→ Exercise goal:
Copy the lines that follow, keeping every character the same.

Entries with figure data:
================================
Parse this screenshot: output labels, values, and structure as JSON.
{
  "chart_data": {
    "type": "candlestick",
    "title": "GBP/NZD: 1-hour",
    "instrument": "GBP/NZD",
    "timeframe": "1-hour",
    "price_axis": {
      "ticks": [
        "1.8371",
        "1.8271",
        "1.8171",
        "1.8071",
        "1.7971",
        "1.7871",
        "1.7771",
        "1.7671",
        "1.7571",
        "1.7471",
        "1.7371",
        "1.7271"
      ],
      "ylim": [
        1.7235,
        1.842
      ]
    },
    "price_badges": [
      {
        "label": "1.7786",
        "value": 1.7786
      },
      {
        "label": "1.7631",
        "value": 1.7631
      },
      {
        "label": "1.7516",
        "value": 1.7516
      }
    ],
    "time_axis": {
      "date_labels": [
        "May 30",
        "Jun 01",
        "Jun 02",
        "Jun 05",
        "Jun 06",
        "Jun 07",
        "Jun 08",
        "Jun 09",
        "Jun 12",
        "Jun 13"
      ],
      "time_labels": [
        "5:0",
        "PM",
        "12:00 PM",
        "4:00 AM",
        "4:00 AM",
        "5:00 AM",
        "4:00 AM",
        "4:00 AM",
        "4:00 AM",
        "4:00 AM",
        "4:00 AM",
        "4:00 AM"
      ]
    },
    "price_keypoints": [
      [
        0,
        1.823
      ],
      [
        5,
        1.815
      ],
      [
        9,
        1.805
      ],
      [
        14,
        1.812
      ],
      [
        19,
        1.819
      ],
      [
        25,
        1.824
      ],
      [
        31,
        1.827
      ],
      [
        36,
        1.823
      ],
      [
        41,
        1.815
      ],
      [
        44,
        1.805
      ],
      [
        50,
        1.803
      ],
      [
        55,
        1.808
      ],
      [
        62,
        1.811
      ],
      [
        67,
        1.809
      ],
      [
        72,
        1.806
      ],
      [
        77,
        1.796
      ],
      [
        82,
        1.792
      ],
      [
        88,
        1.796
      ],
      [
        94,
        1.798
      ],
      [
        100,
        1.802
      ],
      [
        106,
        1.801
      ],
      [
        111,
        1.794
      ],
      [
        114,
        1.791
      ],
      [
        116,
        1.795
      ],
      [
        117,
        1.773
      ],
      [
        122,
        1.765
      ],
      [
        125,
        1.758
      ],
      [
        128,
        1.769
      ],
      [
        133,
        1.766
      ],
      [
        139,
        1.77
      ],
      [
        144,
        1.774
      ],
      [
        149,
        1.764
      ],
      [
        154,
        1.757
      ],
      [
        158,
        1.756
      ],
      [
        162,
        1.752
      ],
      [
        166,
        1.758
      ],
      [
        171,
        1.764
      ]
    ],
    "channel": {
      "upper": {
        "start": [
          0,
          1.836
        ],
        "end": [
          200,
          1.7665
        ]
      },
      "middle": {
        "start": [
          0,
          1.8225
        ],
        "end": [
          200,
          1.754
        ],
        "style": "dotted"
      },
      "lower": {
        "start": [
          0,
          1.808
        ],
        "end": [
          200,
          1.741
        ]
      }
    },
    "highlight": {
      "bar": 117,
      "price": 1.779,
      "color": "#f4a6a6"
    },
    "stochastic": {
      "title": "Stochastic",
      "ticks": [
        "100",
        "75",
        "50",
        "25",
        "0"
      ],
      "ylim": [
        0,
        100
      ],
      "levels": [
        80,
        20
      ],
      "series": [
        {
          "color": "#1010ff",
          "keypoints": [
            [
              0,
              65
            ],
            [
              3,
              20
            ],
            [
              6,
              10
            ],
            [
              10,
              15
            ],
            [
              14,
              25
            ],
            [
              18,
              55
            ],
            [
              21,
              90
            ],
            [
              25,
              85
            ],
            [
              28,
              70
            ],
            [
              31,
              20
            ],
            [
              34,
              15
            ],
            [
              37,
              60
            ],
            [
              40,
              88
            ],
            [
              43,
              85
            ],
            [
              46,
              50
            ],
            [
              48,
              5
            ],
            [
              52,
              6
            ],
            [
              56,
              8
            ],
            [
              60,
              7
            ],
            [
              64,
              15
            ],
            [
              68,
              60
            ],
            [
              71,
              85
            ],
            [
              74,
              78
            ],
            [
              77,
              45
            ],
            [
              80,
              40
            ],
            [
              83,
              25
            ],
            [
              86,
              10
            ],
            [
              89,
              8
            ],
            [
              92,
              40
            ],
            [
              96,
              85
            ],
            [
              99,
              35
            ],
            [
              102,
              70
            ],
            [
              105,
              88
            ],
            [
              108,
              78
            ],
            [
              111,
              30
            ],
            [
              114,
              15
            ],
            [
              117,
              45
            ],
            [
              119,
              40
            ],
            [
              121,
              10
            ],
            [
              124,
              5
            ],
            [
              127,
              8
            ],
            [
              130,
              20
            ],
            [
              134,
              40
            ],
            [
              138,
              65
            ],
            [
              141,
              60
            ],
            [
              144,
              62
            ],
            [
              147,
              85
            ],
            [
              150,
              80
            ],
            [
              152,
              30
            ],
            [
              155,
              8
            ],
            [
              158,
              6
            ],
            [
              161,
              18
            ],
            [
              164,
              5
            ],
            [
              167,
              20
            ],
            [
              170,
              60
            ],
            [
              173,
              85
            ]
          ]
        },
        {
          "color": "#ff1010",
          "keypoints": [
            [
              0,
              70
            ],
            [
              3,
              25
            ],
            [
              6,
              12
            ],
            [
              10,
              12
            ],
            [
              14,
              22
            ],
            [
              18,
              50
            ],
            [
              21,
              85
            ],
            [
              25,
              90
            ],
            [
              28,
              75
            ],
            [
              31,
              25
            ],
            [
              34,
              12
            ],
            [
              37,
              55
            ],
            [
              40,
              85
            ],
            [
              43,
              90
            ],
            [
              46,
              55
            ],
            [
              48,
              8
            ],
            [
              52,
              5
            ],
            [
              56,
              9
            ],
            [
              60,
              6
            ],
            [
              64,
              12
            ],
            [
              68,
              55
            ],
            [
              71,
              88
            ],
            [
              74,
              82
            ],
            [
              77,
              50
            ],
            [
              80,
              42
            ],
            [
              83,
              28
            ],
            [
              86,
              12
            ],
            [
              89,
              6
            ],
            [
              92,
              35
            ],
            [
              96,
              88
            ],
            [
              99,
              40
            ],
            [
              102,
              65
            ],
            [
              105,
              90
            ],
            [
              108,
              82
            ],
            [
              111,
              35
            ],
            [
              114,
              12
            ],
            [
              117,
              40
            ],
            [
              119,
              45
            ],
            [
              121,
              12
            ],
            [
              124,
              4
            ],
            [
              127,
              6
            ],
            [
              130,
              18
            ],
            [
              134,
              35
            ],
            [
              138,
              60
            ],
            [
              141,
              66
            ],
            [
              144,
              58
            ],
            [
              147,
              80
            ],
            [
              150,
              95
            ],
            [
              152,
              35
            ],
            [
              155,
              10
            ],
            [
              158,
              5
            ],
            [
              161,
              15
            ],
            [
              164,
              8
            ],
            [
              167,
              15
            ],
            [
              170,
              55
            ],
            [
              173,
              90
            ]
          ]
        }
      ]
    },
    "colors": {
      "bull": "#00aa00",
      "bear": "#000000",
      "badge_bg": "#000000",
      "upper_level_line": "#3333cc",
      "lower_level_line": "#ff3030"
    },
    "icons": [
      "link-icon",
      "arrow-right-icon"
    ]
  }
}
================================
→ Final result:
Parse this screenshot: output labels, values, and structure as JSON.
{
  "chart_data": {
    "type": "candlestick",
    "title": "GBP/NZD: 1-hour",
    "instrument": "GBP/NZD",
    "timeframe": "1-hour",
    "price_axis": {
      "ticks": [
        "1.8371",
        "1.8271",
        "1.8171",
        "1.8071",
        "1.7971",
        "1.7871",
        "1.7771",
        "1.7671",
        "1.7571",
        "1.7471",
        "1.7371",
        "1.7271"
      ],
      "ylim": [
        1.7235,
        1.842
      ]
    },
    "price_badges": [
      {
        "label": "1.7786",
        "value": 1.7786
      },
      {
        "label": "1.7631",
        "value": 1.7631
      },
      {
        "label": "1.7516",
        "value": 1.7516
      }
    ],
    "time_axis": {
      "date_labels": [
        "May 30",
        "Jun 01",
        "Jun 02",
        "Jun 05",
        "Jun 06",
        "Jun 07",
        "Jun 08",
        "Jun 09",
        "Jun 12",
        "Jun 13"
      ],
      "time_labels": [
        "5:0",
        "PM",
        "12:00 PM",
        "4:00 AM",
        "4:00 AM",
        "5:00 AM",
        "4:00 AM",
        "4:00 AM",
        "4:00 AM",
        "4:00 AM",
        "4:00 AM",
        "4:00 AM"
      ]
    },
    "price_keypoints": [
      [
        0,
        1.823
      ],
      [
        5,
        1.815
      ],
      [
        9,
        1.805
      ],
      [
        14,
        1.812
      ],
      [
        19,
        1.819
      ],
      [
        25,
        1.824
      ],
      [
        31,
        1.827
      ],
      [
        36,
        1.823
      ],
      [
        41,
        1.815
      ],
      [
        44,
        1.805
      ],
      [
        50,
        1.803
      ],
      [
        55,
        1.808
      ],
      [
        62,
        1.811
      ],
      [
        67,
        1.809
      ],
      [
        72,
        1.806
      ],
      [
        77,
        1.796
      ],
      [
        82,
        1.792
      ],
      [
        88,
        1.796
      ],
      [
        94,
        1.798
      ],
      [
        100,
        1.802
      ],
      [
        106,
        1.801
      ],
      [
        111,
        1.794
      ],
      [
        114,
        1.791
      ],
      [
        116,
        1.795
      ],
      [
        117,
        1.773
      ],
      [
        122,
        1.765
      ],
      [
        125,
        1.758
      ],
      [
        128,
        1.769
      ],
      [
        133,
        1.766
      ],
      [
        139,
        1.77
      ],
      [
        144,
        1.774
      ],
      [
        149,
        1.764
      ],
      [
        154,
        1.757
      ],
      [
        158,
        1.756
      ],
      [
        162,
        1.752
      ],
      [
        166,
        1.758
      ],
      [
        171,
        1.764
      ]
    ],
    "channel": {
      "upper": {
        "start": [
          0,
          1.836
        ],
        "end": [
          200,
          1.7665
        ]
      },
      "middle": {
        "start": [
          0,
          1.8225
        ],
        "end": [
          200,
          1.754
        ],
        "style": "dotted"
      },
      "lower": {
        "start": [
          0,
          1.808
        ],
        "end": [
          200,
          1.741
        ]
      }
    },
    "highlight": {
      "bar": 117,
      "price": 1.779,
      "color": "#f4a6a6"
    },
    "stochastic": {
      "title": "Stochastic",
      "ticks": [
        "100",
        "75",
        "50",
        "25",
        "0"
      ],
      "ylim": [
        0,
        100
      ],
      "levels": [
        80,
        20
      ],
      "series": [
        {
          "color": "#1010ff",
          "keypoints": [
            [
              0,
              65
            ],
            [
              3,
              20
            ],
            [
              6,
              10
            ],
            [
              10,
              15
            ],
            [
              14,
              25
            ],
            [
              18,
              55
            ],
            [
              21,
              90
            ],
            [
              25,
              85
            ],
            [
              28,
              70
            ],
            [
              31,
              20
            ],
            [
              34,
              15
            ],
            [
              37,
              60
            ],
            [
              40,
              88
            ],
            [
              43,
              85
            ],
            [
              46,
              50
            ],
            [
              48,
              5
            ],
            [
              52,
              6
            ],
            [
              56,
              8
            ],
            [
              60,
              7
            ],
            [
              64,
              15
            ],
            [
              68,
              60
            ],
            [
              71,
              85
            ],
            [
              74,
              78
            ],
            [
              77,
              45
            ],
            [
              80,
              40
            ],
            [
              83,
              25
            ],
            [
              86,
              10
            ],
            [
              89,
              8
            ],
            [
              92,
              40
            ],
            [
              96,
              85
            ],
            [
              99,
              35
            ],
            [
              102,
              70
            ],
            [
              105,
              88
            ],
            [
              108,
              78
            ],
            [
              111,
              30
            ],
            [
              114,
              15
            ],
            [
              117,
              45
            ],
            [
              119,
              40
            ],
            [
              121,
              10
            ],
            [
              124,
              5
            ],
            [
              127,
              8
            ],
            [
              130,
              20
            ],
            [
              134,
              40
            ],
            [
              138,
              65
            ],
            [
              141,
              60
            ],
            [
              144,
              62
            ],
            [
              147,
              85
            ],
            [
              150,
              80
            ],
            [
              152,
              30
            ],
            [
              155,
              8
            ],
            [
              158,
              6
            ],
            [
              161,
              18
            ],
            [
              164,
              5
            ],
            [
              167,
              20
            ],
            [
              170,
              60
            ],
            [
              173,
              85
            ]
          ]
        },
        {
          "color": "#ff1010",
          "keypoints": [
            [
              0,
              70
            ],
            [
              3,
              25
            ],
            [
              6,
              12
            ],
            [
              10,
              12
            ],
            [
              14,
              22
            ],
            [
              18,
              50
            ],
            [
              21,
              85
            ],
            [
              25,
              90
            ],
            [
              28,
              75
            ],
            [
              31,
              25
            ],
            [
              34,
              12
            ],
            [
              37,
              55
            ],
            [
              40,
              85
            ],
            [
              43,
              90
            ],
            [
              46,
              55
            ],
            [
              48,
              8
            ],
            [
              52,
              5
            ],
            [
              56,
              9
            ],
            [
              60,
              6
            ],
            [
              64,
              12
            ],
            [
              68,
              55
            ],
            [
              71,
              88
            ],
            [
              74,
              82
            ],
            [
              77,
              50
            ],
            [
              80,
              42
            ],
            [
              83,
              28
            ],
            [
              86,
              12
            ],
            [
              89,
              6
            ],
            [
              92,
              35
            ],
            [
              96,
              88
            ],
            [
              99,
              40
            ],
            [
              102,
              65
            ],
            [
              105,
              90
            ],
            [
              108,
              82
            ],
            [
              111,
              35
            ],
            [
              114,
              12
            ],
            [
              117,
              40
            ],
            [
              119,
              45
            ],
            [
              121,
              12
            ],
            [
              124,
              4
            ],
            [
              127,
              6
            ],
            [
              130,
              18
            ],
            [
              134,
              35
            ],
            [
              138,
              60
            ],
            [
              141,
              66
            ],
            [
              144,
              58
            ],
            [
              147,
              80
            ],
            [
              150,
              95
            ],
            [
              152,
              35
            ],
            [
              155,
              10
            ],
            [
              158,
              5
            ],
            [
              161,
              15
            ],
            [
              164,
              8
            ],
            [
              167,
              15
            ],
            [
              170,
              55
            ],
            [
              173,
              90
            ]
          ]
        }
      ]
    },
    "colors": {
      "bull": "#00aa00",
      "bear": "#000000",
      "badge_bg": "#000000",
      "upper_level_line": "#3333cc",
      "lower_level_line": "#ff3030"
    },
    "icons": [
      "link-icon",
      "arrow-right-icon"
    ]
  }
}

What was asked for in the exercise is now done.